- **EXERCISE MATERIALS**:
────
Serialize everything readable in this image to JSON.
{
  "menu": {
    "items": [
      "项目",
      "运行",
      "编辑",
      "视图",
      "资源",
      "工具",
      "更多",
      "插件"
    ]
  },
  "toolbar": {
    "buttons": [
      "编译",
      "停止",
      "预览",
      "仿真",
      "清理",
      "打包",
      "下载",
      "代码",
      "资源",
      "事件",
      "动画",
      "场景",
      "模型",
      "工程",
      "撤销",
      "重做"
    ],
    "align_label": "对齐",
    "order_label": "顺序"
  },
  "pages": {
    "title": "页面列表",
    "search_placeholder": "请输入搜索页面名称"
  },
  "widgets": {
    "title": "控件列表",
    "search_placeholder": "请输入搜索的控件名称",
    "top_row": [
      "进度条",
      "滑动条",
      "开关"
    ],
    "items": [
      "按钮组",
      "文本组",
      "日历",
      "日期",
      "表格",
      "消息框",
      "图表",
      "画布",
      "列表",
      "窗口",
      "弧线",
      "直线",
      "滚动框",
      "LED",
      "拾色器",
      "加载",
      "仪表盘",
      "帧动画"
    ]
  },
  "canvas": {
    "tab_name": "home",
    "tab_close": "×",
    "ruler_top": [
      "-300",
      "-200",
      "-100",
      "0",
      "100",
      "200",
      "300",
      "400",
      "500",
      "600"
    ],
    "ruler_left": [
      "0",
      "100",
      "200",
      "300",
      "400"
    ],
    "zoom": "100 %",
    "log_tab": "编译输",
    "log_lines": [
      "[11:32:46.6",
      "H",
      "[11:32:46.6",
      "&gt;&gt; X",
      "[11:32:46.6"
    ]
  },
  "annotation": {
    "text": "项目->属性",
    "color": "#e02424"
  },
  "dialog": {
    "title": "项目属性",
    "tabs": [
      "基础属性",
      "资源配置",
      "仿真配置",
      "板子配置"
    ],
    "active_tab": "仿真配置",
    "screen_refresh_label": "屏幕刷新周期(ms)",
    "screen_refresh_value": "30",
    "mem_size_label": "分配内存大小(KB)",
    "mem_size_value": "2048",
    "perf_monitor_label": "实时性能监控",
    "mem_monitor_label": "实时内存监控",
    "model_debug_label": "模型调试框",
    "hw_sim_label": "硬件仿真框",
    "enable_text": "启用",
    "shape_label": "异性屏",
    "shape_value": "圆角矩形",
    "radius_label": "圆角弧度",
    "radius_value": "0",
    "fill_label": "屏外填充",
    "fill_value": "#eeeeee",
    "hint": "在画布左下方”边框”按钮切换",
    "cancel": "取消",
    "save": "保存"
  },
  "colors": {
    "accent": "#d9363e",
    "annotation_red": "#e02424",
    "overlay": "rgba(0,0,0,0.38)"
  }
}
────
Extract the complete set of records unchanged.

- **COMPLETED EXERCISE**:
Serialize everything readable in this image to JSON.
{
  "menu": {
    "items": [
      "项目",
      "运行",
      "编辑",
      "视图",
      "资源",
      "工具",
      "更多",
      "插件"
    ]
  },
  "toolbar": {
    "buttons": [
      "编译",
      "停止",
      "预览",
      "仿真",
      "清理",
      "打包",
      "下载",
      "代码",
      "资源",
      "事件",
      "动画",
      "场景",
      "模型",
      "工程",
      "撤销",
      "重做"
    ],
    "align_label": "对齐",
    "order_label": "顺序"
  },
  "pages": {
    "title": "页面列表",
    "search_placeholder": "请输入搜索页面名称"
  },
  "widgets": {
    "title": "控件列表",
    "search_placeholder": "请输入搜索的控件名称",
    "top_row": [
      "进度条",
      "滑动条",
      "开关"
    ],
    "items": [
      "按钮组",
      "文本组",
      "日历",
      "日期",
      "表格",
      "消息框",
      "图表",
      "画布",
      "列表",
      "窗口",
      "弧线",
      "直线",
      "滚动框",
      "LED",
      "拾色器",
      "加载",
      "仪表盘",
      "帧动画"
    ]
  },
  "canvas": {
    "tab_name": "home",
    "tab_close": "×",
    "ruler_top": [
      "-300",
      "-200",
      "-100",
      "0",
      "100",
      "200",
      "300",
      "400",
      "500",
      "600"
    ],
    "ruler_left": [
      "0",
      "100",
      "200",
      "300",
      "400"
    ],
    "zoom": "100 %",
    "log_tab": "编译输",
    "log_lines": [
      "[11:32:46.6",
      "H",
      "[11:32:46.6",
      "&gt;&gt; X",
      "[11:32:46.6"
    ]
  },
  "annotation": {
    "text": "项目->属性",
    "color": "#e02424"
  },
  "dialog": {
    "title": "项目属性",
    "tabs": [
      "基础属性",
      "资源配置",
      "仿真配置",
      "板子配置"
    ],
    "active_tab": "仿真配置",
    "screen_refresh_label": "屏幕刷新周期(ms)",
    "screen_refresh_value": "30",
    "mem_size_label": "分配内存大小(KB)",
    "mem_size_value": "2048",
    "perf_monitor_label": "实时性能监控",
    "mem_monitor_label": "实时内存监控",
    "model_debug_label": "模型调试框",
    "hw_sim_label": "硬件仿真框",
    "enable_text": "启用",
    "shape_label": "异性屏",
    "shape_value": "圆角矩形",
    "radius_label": "圆角弧度",
    "radius_value": "0",
    "fill_label": "屏外填充",
    "fill_value": "#eeeeee",
    "hint": "在画布左下方”边框”按钮切换",
    "cancel": "取消",
    "save": "保存"
  },
  "colors": {
    "accent": "#d9363e",
    "annotation_red": "#e02424",
    "overlay": "rgba(0,0,0,0.38)"
  }
}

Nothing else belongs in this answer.